AIM:
Reproduce the full listing below unchanged, apart from the pictures.
--- BEGIN RECORDS ---
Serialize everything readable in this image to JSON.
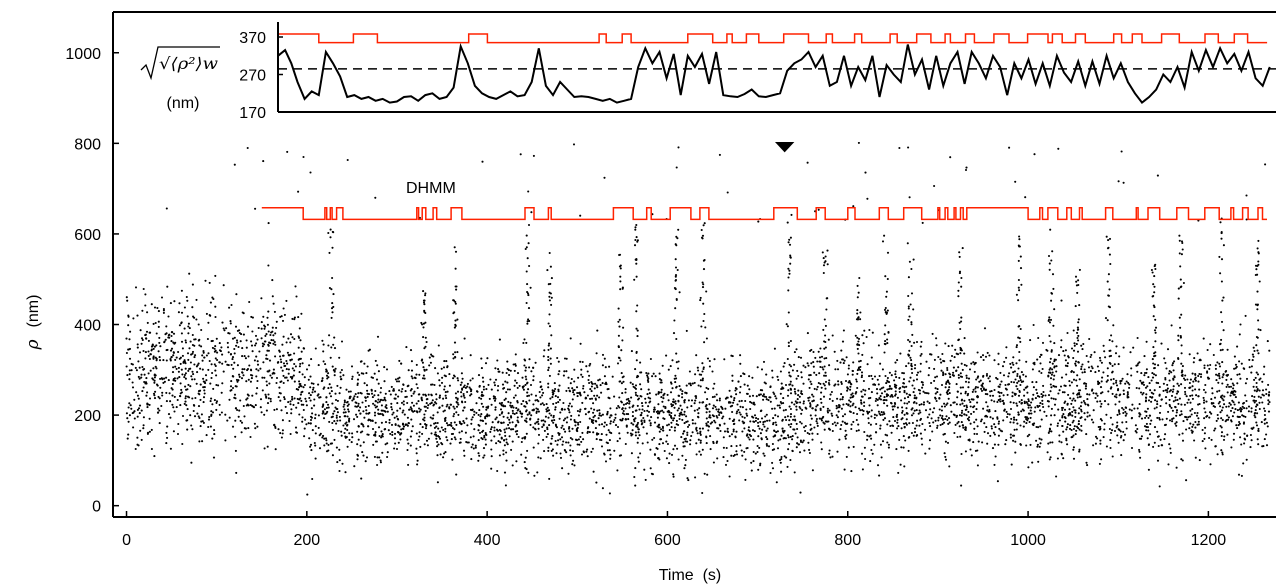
{
  "chart_data": [
    {
      "type": "scatter",
      "xlabel": "Time  (s)",
      "ylabel_symbol": "ρ",
      "ylabel_unit": "(nm)",
      "xlim": [
        -15,
        1275
      ],
      "ylim": [
        -25,
        1090
      ],
      "xticks": [
        0,
        200,
        400,
        600,
        800,
        1000,
        1200
      ],
      "yticks": [
        0,
        200,
        400,
        600,
        800,
        1000
      ],
      "grid": false,
      "point_color": "#000000",
      "scatter_density": [
        {
          "t": 0,
          "center": 300,
          "spread": 120
        },
        {
          "t": 190,
          "center": 300,
          "spread": 115
        },
        {
          "t": 200,
          "center": 215,
          "spread": 85
        },
        {
          "t": 720,
          "center": 200,
          "spread": 85
        },
        {
          "t": 760,
          "center": 235,
          "spread": 90
        },
        {
          "t": 1270,
          "center": 235,
          "spread": 90
        }
      ],
      "scatter_bursts": [
        {
          "t": 228,
          "peak": 620
        },
        {
          "t": 330,
          "peak": 480
        },
        {
          "t": 364,
          "peak": 600
        },
        {
          "t": 445,
          "peak": 620
        },
        {
          "t": 470,
          "peak": 560
        },
        {
          "t": 548,
          "peak": 560
        },
        {
          "t": 566,
          "peak": 620
        },
        {
          "t": 610,
          "peak": 610
        },
        {
          "t": 640,
          "peak": 640
        },
        {
          "t": 735,
          "peak": 660
        },
        {
          "t": 775,
          "peak": 570
        },
        {
          "t": 812,
          "peak": 520
        },
        {
          "t": 842,
          "peak": 600
        },
        {
          "t": 870,
          "peak": 600
        },
        {
          "t": 925,
          "peak": 580
        },
        {
          "t": 990,
          "peak": 600
        },
        {
          "t": 1025,
          "peak": 610
        },
        {
          "t": 1055,
          "peak": 540
        },
        {
          "t": 1090,
          "peak": 600
        },
        {
          "t": 1140,
          "peak": 540
        },
        {
          "t": 1170,
          "peak": 600
        },
        {
          "t": 1215,
          "peak": 650
        },
        {
          "t": 1255,
          "peak": 620
        }
      ],
      "annotations": [
        {
          "text": "DHMM",
          "x": 310,
          "y": 690
        },
        {
          "marker": "down-triangle",
          "x": 730,
          "y": 800
        }
      ],
      "dhmm_trace": {
        "color": "#ff2200",
        "low": 632,
        "high": 658,
        "x_start": 150,
        "x_end": 1265,
        "high_intervals": [
          [
            150,
            196
          ],
          [
            220,
            222
          ],
          [
            226,
            228
          ],
          [
            233,
            240
          ],
          [
            322,
            324
          ],
          [
            328,
            332
          ],
          [
            340,
            344
          ],
          [
            360,
            372
          ],
          [
            442,
            452
          ],
          [
            468,
            471
          ],
          [
            540,
            562
          ],
          [
            577,
            582
          ],
          [
            603,
            626
          ],
          [
            636,
            646
          ],
          [
            718,
            744
          ],
          [
            765,
            775
          ],
          [
            800,
            808
          ],
          [
            835,
            845
          ],
          [
            862,
            882
          ],
          [
            900,
            902
          ],
          [
            908,
            911
          ],
          [
            918,
            920
          ],
          [
            925,
            928
          ],
          [
            932,
            1000
          ],
          [
            1013,
            1016
          ],
          [
            1022,
            1033
          ],
          [
            1043,
            1048
          ],
          [
            1057,
            1060
          ],
          [
            1086,
            1094
          ],
          [
            1120,
            1122
          ],
          [
            1133,
            1146
          ],
          [
            1165,
            1178
          ],
          [
            1196,
            1212
          ],
          [
            1225,
            1228
          ],
          [
            1238,
            1244
          ],
          [
            1255,
            1260
          ]
        ]
      }
    },
    {
      "type": "line",
      "ylabel": "(nm)",
      "ylabel_formula": "√⟨ρ²⟩w",
      "xlim": [
        150,
        1275
      ],
      "ylim": [
        170,
        410
      ],
      "yticks": [
        170,
        270,
        370
      ],
      "reference_line": {
        "y": 285,
        "style": "dashed"
      },
      "series": [
        {
          "color": "#000000",
          "x": [
            150,
            158,
            165,
            172,
            180,
            188,
            196,
            204,
            212,
            220,
            228,
            236,
            244,
            252,
            260,
            268,
            276,
            284,
            292,
            300,
            308,
            316,
            324,
            332,
            340,
            348,
            356,
            364,
            372,
            380,
            388,
            396,
            404,
            412,
            420,
            428,
            436,
            444,
            452,
            460,
            468,
            476,
            484,
            492,
            500,
            508,
            516,
            524,
            532,
            540,
            548,
            556,
            564,
            572,
            580,
            588,
            596,
            604,
            612,
            620,
            628,
            636,
            644,
            652,
            660,
            668,
            676,
            684,
            692,
            700,
            708,
            716,
            724,
            732,
            740,
            748,
            756,
            764,
            772,
            780,
            788,
            796,
            804,
            812,
            820,
            828,
            836,
            844,
            852,
            860,
            868,
            876,
            884,
            892,
            900,
            908,
            916,
            924,
            932,
            940,
            948,
            956,
            964,
            972,
            980,
            988,
            996,
            1004,
            1012,
            1020,
            1028,
            1036,
            1044,
            1052,
            1060,
            1068,
            1076,
            1084,
            1092,
            1100,
            1108,
            1116,
            1124,
            1132,
            1140,
            1148,
            1156,
            1164,
            1172,
            1180,
            1188,
            1196,
            1204,
            1212,
            1220,
            1228,
            1236,
            1244,
            1252,
            1260,
            1268
          ],
          "values": [
            320,
            335,
            300,
            250,
            205,
            225,
            215,
            330,
            300,
            265,
            210,
            215,
            205,
            210,
            200,
            205,
            195,
            198,
            210,
            212,
            200,
            215,
            220,
            205,
            210,
            235,
            345,
            300,
            240,
            220,
            210,
            205,
            215,
            225,
            212,
            215,
            250,
            340,
            240,
            215,
            250,
            230,
            210,
            212,
            210,
            205,
            200,
            205,
            195,
            200,
            205,
            290,
            340,
            300,
            330,
            260,
            325,
            215,
            320,
            290,
            325,
            245,
            330,
            215,
            212,
            210,
            218,
            230,
            212,
            210,
            215,
            220,
            280,
            300,
            310,
            330,
            290,
            320,
            240,
            250,
            320,
            240,
            290,
            255,
            320,
            210,
            295,
            270,
            250,
            350,
            270,
            310,
            230,
            320,
            240,
            300,
            330,
            245,
            330,
            300,
            260,
            320,
            290,
            215,
            300,
            260,
            310,
            245,
            300,
            240,
            320,
            275,
            250,
            305,
            240,
            305,
            245,
            320,
            260,
            300,
            250,
            220,
            195,
            210,
            230,
            270,
            250,
            290,
            235,
            330,
            280,
            335,
            290,
            340,
            300,
            325,
            280,
            330,
            260,
            240,
            290
          ]
        },
        {
          "color": "#ff2200",
          "low": 355,
          "high": 378,
          "high_intervals": [
            [
              150,
              196
            ],
            [
              235,
              262
            ],
            [
              365,
              386
            ],
            [
              512,
              520
            ],
            [
              538,
              548
            ],
            [
              612,
              640
            ],
            [
              656,
              662
            ],
            [
              678,
              692
            ],
            [
              720,
              748
            ],
            [
              768,
              775
            ],
            [
              800,
              808
            ],
            [
              840,
              848
            ],
            [
              870,
              886
            ],
            [
              902,
              908
            ],
            [
              925,
              935
            ],
            [
              957,
              974
            ],
            [
              995,
              1018
            ],
            [
              1023,
              1034
            ],
            [
              1049,
              1060
            ],
            [
              1092,
              1101
            ],
            [
              1113,
              1124
            ],
            [
              1146,
              1166
            ],
            [
              1195,
              1210
            ],
            [
              1228,
              1243
            ]
          ]
        }
      ]
    }
  ]
}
--- END RECORDS ---
RESULT FOR THIS EXERCISE:
Serialize everything readable in this image to JSON.
{
  "chart_data": [
    {
      "type": "scatter",
      "xlabel": "Time  (s)",
      "ylabel_symbol": "ρ",
      "ylabel_unit": "(nm)",
      "xlim": [
        -15,
        1275
      ],
      "ylim": [
        -25,
        1090
      ],
      "xticks": [
        0,
        200,
        400,
        600,
        800,
        1000,
        1200
      ],
      "yticks": [
        0,
        200,
        400,
        600,
        800,
        1000
      ],
      "grid": false,
      "point_color": "#000000",
      "scatter_density": [
        {
          "t": 0,
          "center": 300,
          "spread": 120
        },
        {
          "t": 190,
          "center": 300,
          "spread": 115
        },
        {
          "t": 200,
          "center": 215,
          "spread": 85
        },
        {
          "t": 720,
          "center": 200,
          "spread": 85
        },
        {
          "t": 760,
          "center": 235,
          "spread": 90
        },
        {
          "t": 1270,
          "center": 235,
          "spread": 90
        }
      ],
      "scatter_bursts": [
        {
          "t": 228,
          "peak": 620
        },
        {
          "t": 330,
          "peak": 480
        },
        {
          "t": 364,
          "peak": 600
        },
        {
          "t": 445,
          "peak": 620
        },
        {
          "t": 470,
          "peak": 560
        },
        {
          "t": 548,
          "peak": 560
        },
        {
          "t": 566,
          "peak": 620
        },
        {
          "t": 610,
          "peak": 610
        },
        {
          "t": 640,
          "peak": 640
        },
        {
          "t": 735,
          "peak": 660
        },
        {
          "t": 775,
          "peak": 570
        },
        {
          "t": 812,
          "peak": 520
        },
        {
          "t": 842,
          "peak": 600
        },
        {
          "t": 870,
          "peak": 600
        },
        {
          "t": 925,
          "peak": 580
        },
        {
          "t": 990,
          "peak": 600
        },
        {
          "t": 1025,
          "peak": 610
        },
        {
          "t": 1055,
          "peak": 540
        },
        {
          "t": 1090,
          "peak": 600
        },
        {
          "t": 1140,
          "peak": 540
        },
        {
          "t": 1170,
          "peak": 600
        },
        {
          "t": 1215,
          "peak": 650
        },
        {
          "t": 1255,
          "peak": 620
        }
      ],
      "annotations": [
        {
          "text": "DHMM",
          "x": 310,
          "y": 690
        },
        {
          "marker": "down-triangle",
          "x": 730,
          "y": 800
        }
      ],
      "dhmm_trace": {
        "color": "#ff2200",
        "low": 632,
        "high": 658,
        "x_start": 150,
        "x_end": 1265,
        "high_intervals": [
          [
            150,
            196
          ],
          [
            220,
            222
          ],
          [
            226,
            228
          ],
          [
            233,
            240
          ],
          [
            322,
            324
          ],
          [
            328,
            332
          ],
          [
            340,
            344
          ],
          [
            360,
            372
          ],
          [
            442,
            452
          ],
          [
            468,
            471
          ],
          [
            540,
            562
          ],
          [
            577,
            582
          ],
          [
            603,
            626
          ],
          [
            636,
            646
          ],
          [
            718,
            744
          ],
          [
            765,
            775
          ],
          [
            800,
            808
          ],
          [
            835,
            845
          ],
          [
            862,
            882
          ],
          [
            900,
            902
          ],
          [
            908,
            911
          ],
          [
            918,
            920
          ],
          [
            925,
            928
          ],
          [
            932,
            1000
          ],
          [
            1013,
            1016
          ],
          [
            1022,
            1033
          ],
          [
            1043,
            1048
          ],
          [
            1057,
            1060
          ],
          [
            1086,
            1094
          ],
          [
            1120,
            1122
          ],
          [
            1133,
            1146
          ],
          [
            1165,
            1178
          ],
          [
            1196,
            1212
          ],
          [
            1225,
            1228
          ],
          [
            1238,
            1244
          ],
          [
            1255,
            1260
          ]
        ]
      }
    },
    {
      "type": "line",
      "ylabel": "(nm)",
      "ylabel_formula": "√⟨ρ²⟩w",
      "xlim": [
        150,
        1275
      ],
      "ylim": [
        170,
        410
      ],
      "yticks": [
        170,
        270,
        370
      ],
      "reference_line": {
        "y": 285,
        "style": "dashed"
      },
      "series": [
        {
          "color": "#000000",
          "x": [
            150,
            158,
            165,
            172,
            180,
            188,
            196,
            204,
            212,
            220,
            228,
            236,
            244,
            252,
            260,
            268,
            276,
            284,
            292,
            300,
            308,
            316,
            324,
            332,
            340,
            348,
            356,
            364,
            372,
            380,
            388,
            396,
            404,
            412,
            420,
            428,
            436,
            444,
            452,
            460,
            468,
            476,
            484,
            492,
            500,
            508,
            516,
            524,
            532,
            540,
            548,
            556,
            564,
            572,
            580,
            588,
            596,
            604,
            612,
            620,
            628,
            636,
            644,
            652,
            660,
            668,
            676,
            684,
            692,
            700,
            708,
            716,
            724,
            732,
            740,
            748,
            756,
            764,
            772,
            780,
            788,
            796,
            804,
            812,
            820,
            828,
            836,
            844,
            852,
            860,
            868,
            876,
            884,
            892,
            900,
            908,
            916,
            924,
            932,
            940,
            948,
            956,
            964,
            972,
            980,
            988,
            996,
            1004,
            1012,
            1020,
            1028,
            1036,
            1044,
            1052,
            1060,
            1068,
            1076,
            1084,
            1092,
            1100,
            1108,
            1116,
            1124,
            1132,
            1140,
            1148,
            1156,
            1164,
            1172,
            1180,
            1188,
            1196,
            1204,
            1212,
            1220,
            1228,
            1236,
            1244,
            1252,
            1260,
            1268
          ],
          "values": [
            320,
            335,
            300,
            250,
            205,
            225,
            215,
            330,
            300,
            265,
            210,
            215,
            205,
            210,
            200,
            205,
            195,
            198,
            210,
            212,
            200,
            215,
            220,
            205,
            210,
            235,
            345,
            300,
            240,
            220,
            210,
            205,
            215,
            225,
            212,
            215,
            250,
            340,
            240,
            215,
            250,
            230,
            210,
            212,
            210,
            205,
            200,
            205,
            195,
            200,
            205,
            290,
            340,
            300,
            330,
            260,
            325,
            215,
            320,
            290,
            325,
            245,
            330,
            215,
            212,
            210,
            218,
            230,
            212,
            210,
            215,
            220,
            280,
            300,
            310,
            330,
            290,
            320,
            240,
            250,
            320,
            240,
            290,
            255,
            320,
            210,
            295,
            270,
            250,
            350,
            270,
            310,
            230,
            320,
            240,
            300,
            330,
            245,
            330,
            300,
            260,
            320,
            290,
            215,
            300,
            260,
            310,
            245,
            300,
            240,
            320,
            275,
            250,
            305,
            240,
            305,
            245,
            320,
            260,
            300,
            250,
            220,
            195,
            210,
            230,
            270,
            250,
            290,
            235,
            330,
            280,
            335,
            290,
            340,
            300,
            325,
            280,
            330,
            260,
            240,
            290
          ]
        },
        {
          "color": "#ff2200",
          "low": 355,
          "high": 378,
          "high_intervals": [
            [
              150,
              196
            ],
            [
              235,
              262
            ],
            [
              365,
              386
            ],
            [
              512,
              520
            ],
            [
              538,
              548
            ],
            [
              612,
              640
            ],
            [
              656,
              662
            ],
            [
              678,
              692
            ],
            [
              720,
              748
            ],
            [
              768,
              775
            ],
            [
              800,
              808
            ],
            [
              840,
              848
            ],
            [
              870,
              886
            ],
            [
              902,
              908
            ],
            [
              925,
              935
            ],
            [
              957,
              974
            ],
            [
              995,
              1018
            ],
            [
              1023,
              1034
            ],
            [
              1049,
              1060
            ],
            [
              1092,
              1101
            ],
            [
              1113,
              1124
            ],
            [
              1146,
              1166
            ],
            [
              1195,
              1210
            ],
            [
              1228,
              1243
            ]
          ]
        }
      ]
    }
  ]
}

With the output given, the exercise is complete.